§ **Objective**: Whenever a line below holds the word "close", copy that line.

Rows from a dataset:
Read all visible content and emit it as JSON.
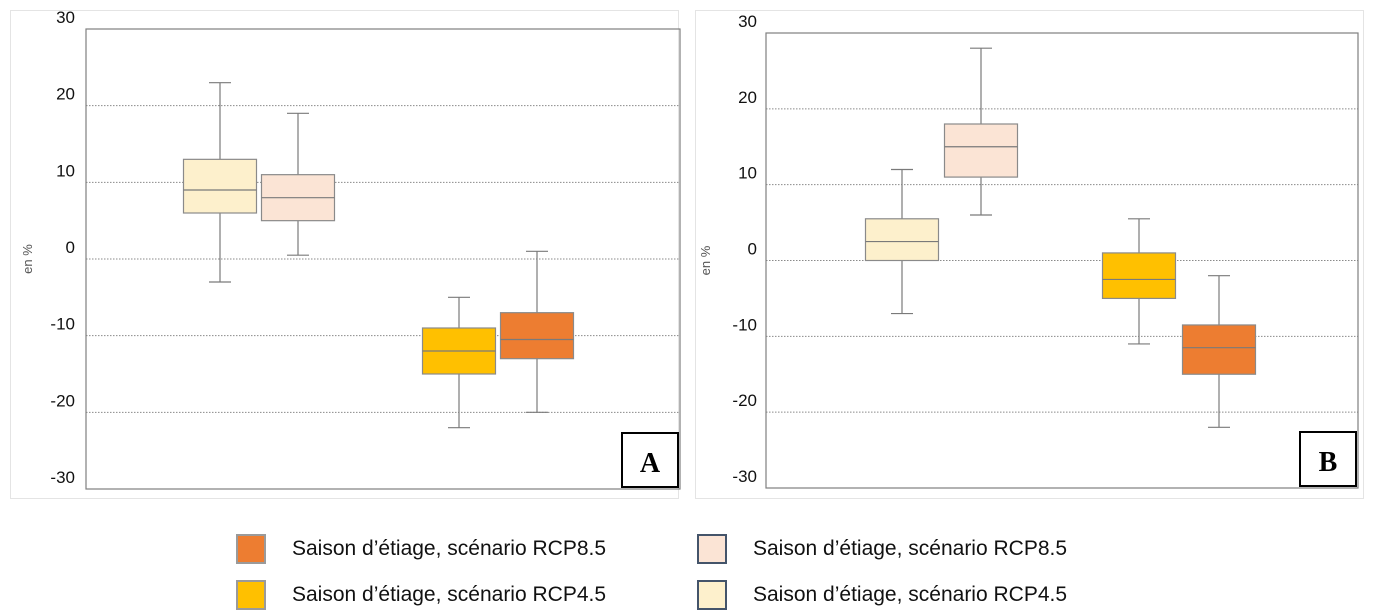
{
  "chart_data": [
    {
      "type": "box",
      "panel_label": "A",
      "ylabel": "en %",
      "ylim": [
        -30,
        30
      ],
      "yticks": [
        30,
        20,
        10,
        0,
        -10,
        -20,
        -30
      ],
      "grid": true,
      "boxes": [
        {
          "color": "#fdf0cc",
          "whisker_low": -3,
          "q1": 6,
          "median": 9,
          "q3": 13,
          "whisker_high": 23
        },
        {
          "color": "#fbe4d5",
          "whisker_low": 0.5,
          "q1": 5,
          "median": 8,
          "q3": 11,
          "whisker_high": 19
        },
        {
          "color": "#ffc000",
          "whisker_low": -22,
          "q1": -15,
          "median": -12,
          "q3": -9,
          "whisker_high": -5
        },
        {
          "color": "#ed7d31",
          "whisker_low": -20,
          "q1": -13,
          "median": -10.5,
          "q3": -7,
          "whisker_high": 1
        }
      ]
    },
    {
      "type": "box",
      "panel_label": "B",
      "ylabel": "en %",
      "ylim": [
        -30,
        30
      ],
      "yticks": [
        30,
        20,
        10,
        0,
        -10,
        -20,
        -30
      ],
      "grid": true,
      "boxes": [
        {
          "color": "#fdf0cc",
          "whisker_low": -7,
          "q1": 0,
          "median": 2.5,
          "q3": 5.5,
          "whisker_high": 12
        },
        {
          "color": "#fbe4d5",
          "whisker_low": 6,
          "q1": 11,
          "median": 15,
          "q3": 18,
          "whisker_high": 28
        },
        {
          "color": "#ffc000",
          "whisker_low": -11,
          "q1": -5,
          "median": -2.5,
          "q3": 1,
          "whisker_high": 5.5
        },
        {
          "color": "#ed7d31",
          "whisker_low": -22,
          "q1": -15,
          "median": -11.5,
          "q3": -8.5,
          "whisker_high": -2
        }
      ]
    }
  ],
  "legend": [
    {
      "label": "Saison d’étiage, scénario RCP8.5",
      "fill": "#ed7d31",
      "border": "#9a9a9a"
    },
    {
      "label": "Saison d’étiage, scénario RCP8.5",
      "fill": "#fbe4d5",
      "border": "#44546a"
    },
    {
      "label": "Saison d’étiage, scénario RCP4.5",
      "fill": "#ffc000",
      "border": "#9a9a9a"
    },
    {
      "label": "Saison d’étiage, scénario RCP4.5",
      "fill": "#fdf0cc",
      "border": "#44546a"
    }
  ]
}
--
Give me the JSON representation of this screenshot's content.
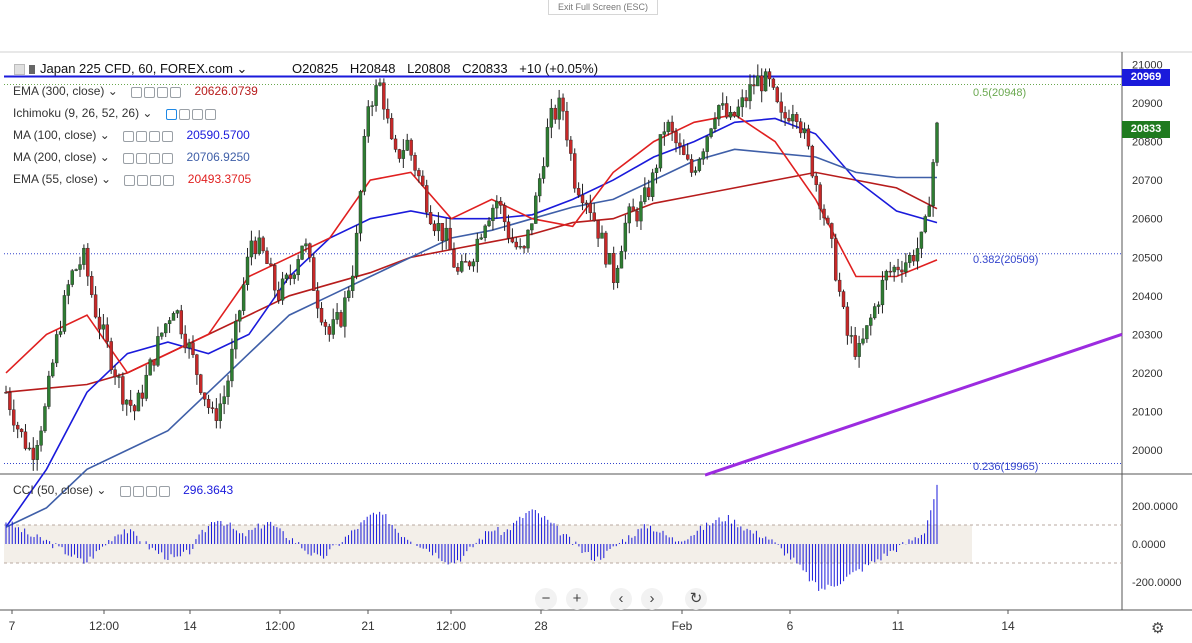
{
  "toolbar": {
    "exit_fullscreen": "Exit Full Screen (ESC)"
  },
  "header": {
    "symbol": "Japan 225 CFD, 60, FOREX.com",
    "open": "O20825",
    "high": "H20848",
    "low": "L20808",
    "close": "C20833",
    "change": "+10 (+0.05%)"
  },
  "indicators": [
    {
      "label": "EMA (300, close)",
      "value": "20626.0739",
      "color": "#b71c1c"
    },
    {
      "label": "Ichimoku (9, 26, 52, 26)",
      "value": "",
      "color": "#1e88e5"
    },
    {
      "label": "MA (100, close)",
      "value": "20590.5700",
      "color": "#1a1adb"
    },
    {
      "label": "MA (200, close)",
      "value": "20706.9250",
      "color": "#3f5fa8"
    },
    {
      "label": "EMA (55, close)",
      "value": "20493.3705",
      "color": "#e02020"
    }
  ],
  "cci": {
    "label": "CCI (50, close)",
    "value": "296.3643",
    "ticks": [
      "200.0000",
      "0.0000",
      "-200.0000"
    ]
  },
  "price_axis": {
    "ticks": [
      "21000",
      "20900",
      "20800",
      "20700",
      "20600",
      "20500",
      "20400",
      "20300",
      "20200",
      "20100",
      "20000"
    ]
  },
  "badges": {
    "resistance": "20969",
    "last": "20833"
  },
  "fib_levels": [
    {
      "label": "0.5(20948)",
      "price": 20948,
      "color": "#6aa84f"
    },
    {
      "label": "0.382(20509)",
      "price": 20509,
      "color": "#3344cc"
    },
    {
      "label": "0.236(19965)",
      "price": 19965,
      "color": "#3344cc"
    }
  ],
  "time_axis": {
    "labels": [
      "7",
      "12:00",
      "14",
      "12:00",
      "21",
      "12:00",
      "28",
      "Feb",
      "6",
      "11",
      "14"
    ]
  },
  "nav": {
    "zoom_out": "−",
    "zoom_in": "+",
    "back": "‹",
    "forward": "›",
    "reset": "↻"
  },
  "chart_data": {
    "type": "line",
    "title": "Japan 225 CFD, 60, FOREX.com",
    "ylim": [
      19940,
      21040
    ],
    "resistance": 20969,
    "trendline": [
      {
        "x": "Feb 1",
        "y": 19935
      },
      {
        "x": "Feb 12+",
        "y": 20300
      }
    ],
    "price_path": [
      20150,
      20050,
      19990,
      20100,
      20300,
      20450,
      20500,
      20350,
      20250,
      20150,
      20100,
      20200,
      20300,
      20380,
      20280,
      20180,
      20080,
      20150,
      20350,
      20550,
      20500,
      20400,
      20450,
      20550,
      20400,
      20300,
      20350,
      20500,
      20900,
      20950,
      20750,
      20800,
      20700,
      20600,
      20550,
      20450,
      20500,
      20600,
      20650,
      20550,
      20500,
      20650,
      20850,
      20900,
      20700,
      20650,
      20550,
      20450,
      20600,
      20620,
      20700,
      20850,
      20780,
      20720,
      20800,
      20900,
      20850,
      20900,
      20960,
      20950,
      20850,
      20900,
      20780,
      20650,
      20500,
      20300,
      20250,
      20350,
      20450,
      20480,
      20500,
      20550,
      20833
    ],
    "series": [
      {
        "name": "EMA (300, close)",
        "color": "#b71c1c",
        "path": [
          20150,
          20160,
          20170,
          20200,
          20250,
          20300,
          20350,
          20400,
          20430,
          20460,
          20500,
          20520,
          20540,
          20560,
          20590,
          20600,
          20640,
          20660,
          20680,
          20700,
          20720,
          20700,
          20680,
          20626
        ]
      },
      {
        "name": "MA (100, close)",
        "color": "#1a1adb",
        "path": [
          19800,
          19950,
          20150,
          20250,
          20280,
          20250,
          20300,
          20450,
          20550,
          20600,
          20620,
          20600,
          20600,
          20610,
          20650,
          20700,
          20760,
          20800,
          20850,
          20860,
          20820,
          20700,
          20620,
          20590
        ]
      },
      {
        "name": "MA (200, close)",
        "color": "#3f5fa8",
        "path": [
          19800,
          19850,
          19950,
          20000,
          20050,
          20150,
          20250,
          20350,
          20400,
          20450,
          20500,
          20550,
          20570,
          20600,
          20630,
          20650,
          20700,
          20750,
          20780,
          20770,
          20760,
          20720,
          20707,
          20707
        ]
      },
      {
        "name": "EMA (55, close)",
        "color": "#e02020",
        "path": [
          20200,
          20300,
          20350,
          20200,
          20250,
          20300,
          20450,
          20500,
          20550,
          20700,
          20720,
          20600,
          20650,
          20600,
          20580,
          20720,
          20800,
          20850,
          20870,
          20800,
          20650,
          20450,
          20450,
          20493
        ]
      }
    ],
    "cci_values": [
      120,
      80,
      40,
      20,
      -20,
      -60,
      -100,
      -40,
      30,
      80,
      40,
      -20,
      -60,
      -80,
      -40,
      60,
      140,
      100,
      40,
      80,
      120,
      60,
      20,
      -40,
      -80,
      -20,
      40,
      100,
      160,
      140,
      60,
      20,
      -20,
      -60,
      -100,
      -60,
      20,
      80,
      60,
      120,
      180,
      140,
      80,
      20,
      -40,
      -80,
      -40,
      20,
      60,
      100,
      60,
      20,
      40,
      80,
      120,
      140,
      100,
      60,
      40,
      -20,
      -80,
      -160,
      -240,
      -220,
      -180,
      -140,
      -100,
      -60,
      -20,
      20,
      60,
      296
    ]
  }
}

§ **Written reply**:
    "close": "C20833",
      "label": "EMA (300, close)",
      "label": "MA (100, close)",
      "label": "MA (200, close)",
      "label": "EMA (55, close)",
    "label": "CCI (50, close)",
        "name": "EMA (300, close)",
        "name": "MA (100, close)",
        "name": "MA (200, close)",
        "name": "EMA (55, close)",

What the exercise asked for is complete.